[Dataset excerpts]
+-------+

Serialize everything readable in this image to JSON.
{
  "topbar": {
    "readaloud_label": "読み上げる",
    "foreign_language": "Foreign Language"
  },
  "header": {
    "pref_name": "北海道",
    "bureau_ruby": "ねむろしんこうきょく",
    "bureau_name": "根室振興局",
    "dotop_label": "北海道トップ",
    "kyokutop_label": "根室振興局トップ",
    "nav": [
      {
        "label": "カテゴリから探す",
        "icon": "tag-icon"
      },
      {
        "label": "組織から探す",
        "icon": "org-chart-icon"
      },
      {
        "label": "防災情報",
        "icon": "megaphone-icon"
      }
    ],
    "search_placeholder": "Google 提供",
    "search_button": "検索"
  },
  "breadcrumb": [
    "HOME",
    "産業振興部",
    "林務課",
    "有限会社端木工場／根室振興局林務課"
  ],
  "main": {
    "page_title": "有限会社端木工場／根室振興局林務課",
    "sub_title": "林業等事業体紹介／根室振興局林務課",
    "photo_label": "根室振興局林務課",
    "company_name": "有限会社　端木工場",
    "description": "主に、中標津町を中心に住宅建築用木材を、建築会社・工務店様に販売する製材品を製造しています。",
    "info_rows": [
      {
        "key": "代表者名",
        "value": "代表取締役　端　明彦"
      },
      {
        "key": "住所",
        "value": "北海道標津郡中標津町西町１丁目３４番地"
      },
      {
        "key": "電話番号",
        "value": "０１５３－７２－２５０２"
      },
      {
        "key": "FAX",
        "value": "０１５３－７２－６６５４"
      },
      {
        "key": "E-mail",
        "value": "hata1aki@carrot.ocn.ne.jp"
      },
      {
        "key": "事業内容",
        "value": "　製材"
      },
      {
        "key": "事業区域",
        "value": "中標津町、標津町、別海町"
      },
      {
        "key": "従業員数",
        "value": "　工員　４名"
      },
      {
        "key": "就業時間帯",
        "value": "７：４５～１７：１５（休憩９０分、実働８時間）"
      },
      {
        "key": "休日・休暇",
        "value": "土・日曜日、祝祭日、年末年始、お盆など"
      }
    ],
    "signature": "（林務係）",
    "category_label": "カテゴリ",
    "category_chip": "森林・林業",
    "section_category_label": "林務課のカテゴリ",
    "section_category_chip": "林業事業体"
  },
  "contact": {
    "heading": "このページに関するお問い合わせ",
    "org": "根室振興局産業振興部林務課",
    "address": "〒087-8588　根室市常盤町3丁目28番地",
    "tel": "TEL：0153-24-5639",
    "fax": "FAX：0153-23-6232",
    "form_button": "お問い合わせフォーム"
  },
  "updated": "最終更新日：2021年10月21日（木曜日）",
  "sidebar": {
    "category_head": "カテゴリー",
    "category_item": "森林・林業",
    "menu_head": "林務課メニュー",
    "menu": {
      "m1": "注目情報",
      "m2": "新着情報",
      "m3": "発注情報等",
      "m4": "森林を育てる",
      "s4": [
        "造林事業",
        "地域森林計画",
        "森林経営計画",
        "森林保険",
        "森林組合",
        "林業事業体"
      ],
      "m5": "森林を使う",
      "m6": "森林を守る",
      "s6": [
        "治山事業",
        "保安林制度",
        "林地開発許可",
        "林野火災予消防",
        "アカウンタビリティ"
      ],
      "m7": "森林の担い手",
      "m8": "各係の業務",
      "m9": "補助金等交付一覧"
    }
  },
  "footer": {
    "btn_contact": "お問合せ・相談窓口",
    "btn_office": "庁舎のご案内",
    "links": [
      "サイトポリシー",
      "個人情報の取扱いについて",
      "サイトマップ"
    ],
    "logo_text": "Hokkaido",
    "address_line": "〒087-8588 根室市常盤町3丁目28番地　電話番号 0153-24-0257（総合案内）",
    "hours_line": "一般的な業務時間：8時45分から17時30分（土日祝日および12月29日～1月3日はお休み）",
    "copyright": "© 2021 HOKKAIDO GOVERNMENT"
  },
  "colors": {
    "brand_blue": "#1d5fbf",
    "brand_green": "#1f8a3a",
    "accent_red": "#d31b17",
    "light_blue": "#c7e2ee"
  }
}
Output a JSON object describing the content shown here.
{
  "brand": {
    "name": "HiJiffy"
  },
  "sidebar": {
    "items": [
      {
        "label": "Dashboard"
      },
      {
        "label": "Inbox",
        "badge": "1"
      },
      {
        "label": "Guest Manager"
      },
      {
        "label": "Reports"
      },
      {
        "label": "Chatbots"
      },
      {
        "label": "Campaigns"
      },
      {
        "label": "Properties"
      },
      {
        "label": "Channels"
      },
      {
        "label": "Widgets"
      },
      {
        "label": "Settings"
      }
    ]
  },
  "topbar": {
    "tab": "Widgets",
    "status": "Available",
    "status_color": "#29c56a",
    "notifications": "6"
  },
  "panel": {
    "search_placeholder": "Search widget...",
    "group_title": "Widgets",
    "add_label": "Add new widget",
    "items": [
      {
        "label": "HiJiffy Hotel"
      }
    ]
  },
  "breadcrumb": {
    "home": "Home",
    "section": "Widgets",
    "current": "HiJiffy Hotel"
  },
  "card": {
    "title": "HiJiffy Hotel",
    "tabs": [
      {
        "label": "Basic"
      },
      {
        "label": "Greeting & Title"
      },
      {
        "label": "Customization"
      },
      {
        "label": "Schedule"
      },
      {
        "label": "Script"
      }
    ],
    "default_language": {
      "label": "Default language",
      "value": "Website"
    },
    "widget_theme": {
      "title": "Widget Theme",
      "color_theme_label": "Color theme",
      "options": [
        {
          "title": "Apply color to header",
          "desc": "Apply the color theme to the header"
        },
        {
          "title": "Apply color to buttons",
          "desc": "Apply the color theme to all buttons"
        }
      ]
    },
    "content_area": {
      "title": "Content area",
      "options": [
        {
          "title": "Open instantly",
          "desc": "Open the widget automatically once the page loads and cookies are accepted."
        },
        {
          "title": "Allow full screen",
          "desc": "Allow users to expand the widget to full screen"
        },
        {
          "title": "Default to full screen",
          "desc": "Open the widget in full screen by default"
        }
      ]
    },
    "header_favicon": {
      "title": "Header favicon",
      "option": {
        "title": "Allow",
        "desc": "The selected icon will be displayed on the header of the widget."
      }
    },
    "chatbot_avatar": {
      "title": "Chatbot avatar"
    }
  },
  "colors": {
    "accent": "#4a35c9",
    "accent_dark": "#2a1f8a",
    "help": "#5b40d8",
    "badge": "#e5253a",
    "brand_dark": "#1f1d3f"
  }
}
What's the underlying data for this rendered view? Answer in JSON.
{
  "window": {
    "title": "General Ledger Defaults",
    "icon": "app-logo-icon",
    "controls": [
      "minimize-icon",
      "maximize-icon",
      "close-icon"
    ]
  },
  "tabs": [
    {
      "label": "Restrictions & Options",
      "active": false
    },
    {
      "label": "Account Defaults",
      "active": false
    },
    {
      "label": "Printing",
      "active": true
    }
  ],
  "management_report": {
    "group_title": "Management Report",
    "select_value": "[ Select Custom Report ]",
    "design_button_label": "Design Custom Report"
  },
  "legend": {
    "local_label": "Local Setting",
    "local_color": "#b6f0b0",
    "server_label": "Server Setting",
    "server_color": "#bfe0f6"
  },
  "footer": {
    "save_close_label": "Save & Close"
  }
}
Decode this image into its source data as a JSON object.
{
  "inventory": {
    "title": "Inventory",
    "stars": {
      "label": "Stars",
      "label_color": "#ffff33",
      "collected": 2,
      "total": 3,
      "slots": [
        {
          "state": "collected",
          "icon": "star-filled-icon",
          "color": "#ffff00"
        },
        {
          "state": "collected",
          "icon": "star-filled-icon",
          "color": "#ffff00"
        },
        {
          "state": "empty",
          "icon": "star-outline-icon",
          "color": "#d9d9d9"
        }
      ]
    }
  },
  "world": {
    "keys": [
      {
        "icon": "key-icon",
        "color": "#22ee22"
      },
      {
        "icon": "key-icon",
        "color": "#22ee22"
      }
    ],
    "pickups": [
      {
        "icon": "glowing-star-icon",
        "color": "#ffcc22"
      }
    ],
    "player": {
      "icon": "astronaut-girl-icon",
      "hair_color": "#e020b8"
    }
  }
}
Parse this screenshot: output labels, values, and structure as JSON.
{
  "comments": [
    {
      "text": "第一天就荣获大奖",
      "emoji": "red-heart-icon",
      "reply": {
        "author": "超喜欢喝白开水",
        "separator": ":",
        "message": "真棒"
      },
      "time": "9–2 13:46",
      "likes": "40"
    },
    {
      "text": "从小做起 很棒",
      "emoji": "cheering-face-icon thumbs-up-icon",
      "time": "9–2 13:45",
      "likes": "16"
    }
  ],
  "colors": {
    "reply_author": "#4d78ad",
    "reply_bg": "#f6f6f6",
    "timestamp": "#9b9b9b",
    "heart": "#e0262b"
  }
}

+-------+

Repeat only the stretch of lines that opens with the line containing "Parse this screenshot: output" and closes with the final line of the entries, both included, exactly as written.

Parse this screenshot: output labels, values, and structure as JSON.
{
  "comments": [
    {
      "text": "第一天就荣获大奖",
      "emoji": "red-heart-icon",
      "reply": {
        "author": "超喜欢喝白开水",
        "separator": ":",
        "message": "真棒"
      },
      "time": "9–2 13:46",
      "likes": "40"
    },
    {
      "text": "从小做起 很棒",
      "emoji": "cheering-face-icon thumbs-up-icon",
      "time": "9–2 13:45",
      "likes": "16"
    }
  ],
  "colors": {
    "reply_author": "#4d78ad",
    "reply_bg": "#f6f6f6",
    "timestamp": "#9b9b9b",
    "heart": "#e0262b"
  }
}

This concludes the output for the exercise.